> **Dataset entries**:
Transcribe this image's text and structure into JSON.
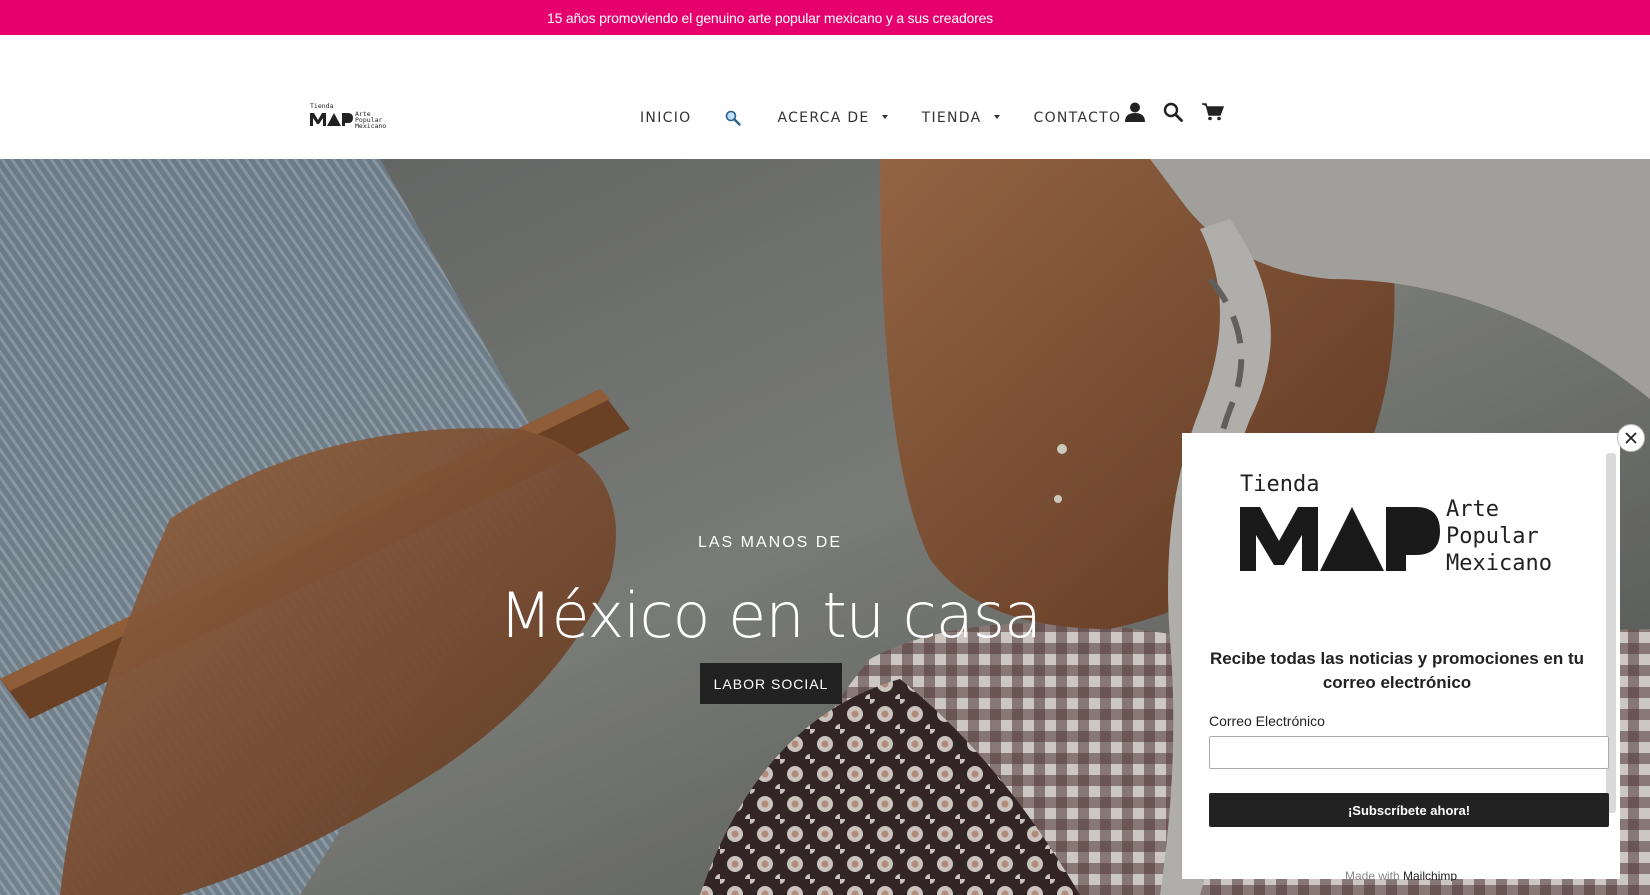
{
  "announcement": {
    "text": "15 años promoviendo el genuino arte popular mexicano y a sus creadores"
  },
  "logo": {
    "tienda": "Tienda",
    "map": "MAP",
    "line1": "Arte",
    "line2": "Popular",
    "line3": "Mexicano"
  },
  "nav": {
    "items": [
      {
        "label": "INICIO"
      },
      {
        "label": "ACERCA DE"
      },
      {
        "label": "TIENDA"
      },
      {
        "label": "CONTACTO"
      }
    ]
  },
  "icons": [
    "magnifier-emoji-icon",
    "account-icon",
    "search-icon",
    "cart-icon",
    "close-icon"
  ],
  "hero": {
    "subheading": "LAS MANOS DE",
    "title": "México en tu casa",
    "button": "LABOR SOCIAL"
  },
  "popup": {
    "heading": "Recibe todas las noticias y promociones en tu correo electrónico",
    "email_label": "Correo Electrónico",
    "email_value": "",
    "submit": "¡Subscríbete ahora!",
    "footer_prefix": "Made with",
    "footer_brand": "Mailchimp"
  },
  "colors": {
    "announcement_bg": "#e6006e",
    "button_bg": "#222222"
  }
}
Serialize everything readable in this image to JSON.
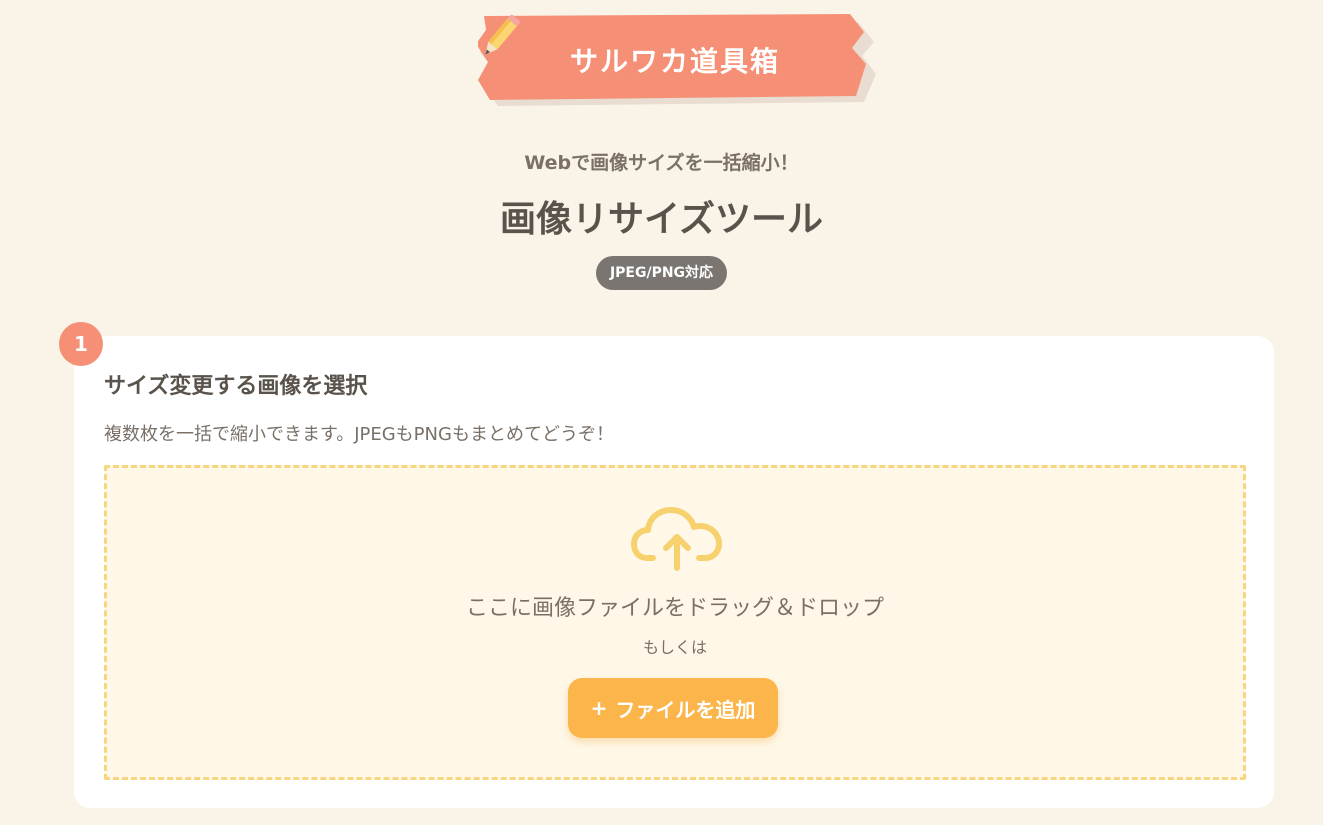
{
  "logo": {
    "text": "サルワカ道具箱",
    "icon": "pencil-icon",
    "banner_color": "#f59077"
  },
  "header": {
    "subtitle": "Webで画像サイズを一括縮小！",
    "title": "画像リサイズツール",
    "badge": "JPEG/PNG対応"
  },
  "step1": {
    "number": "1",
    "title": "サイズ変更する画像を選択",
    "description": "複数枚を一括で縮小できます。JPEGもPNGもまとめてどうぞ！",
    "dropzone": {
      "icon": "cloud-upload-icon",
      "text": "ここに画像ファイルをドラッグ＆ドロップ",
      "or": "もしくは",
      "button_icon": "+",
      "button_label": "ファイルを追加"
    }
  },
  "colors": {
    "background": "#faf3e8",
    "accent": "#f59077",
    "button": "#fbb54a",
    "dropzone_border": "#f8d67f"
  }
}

> **To do**:
Select every line of the material above holding the word "this" and copy it.

> **Exercise response**:
Transcribe this image's text and structure into JSON.
Serialize everything readable in this image to JSON.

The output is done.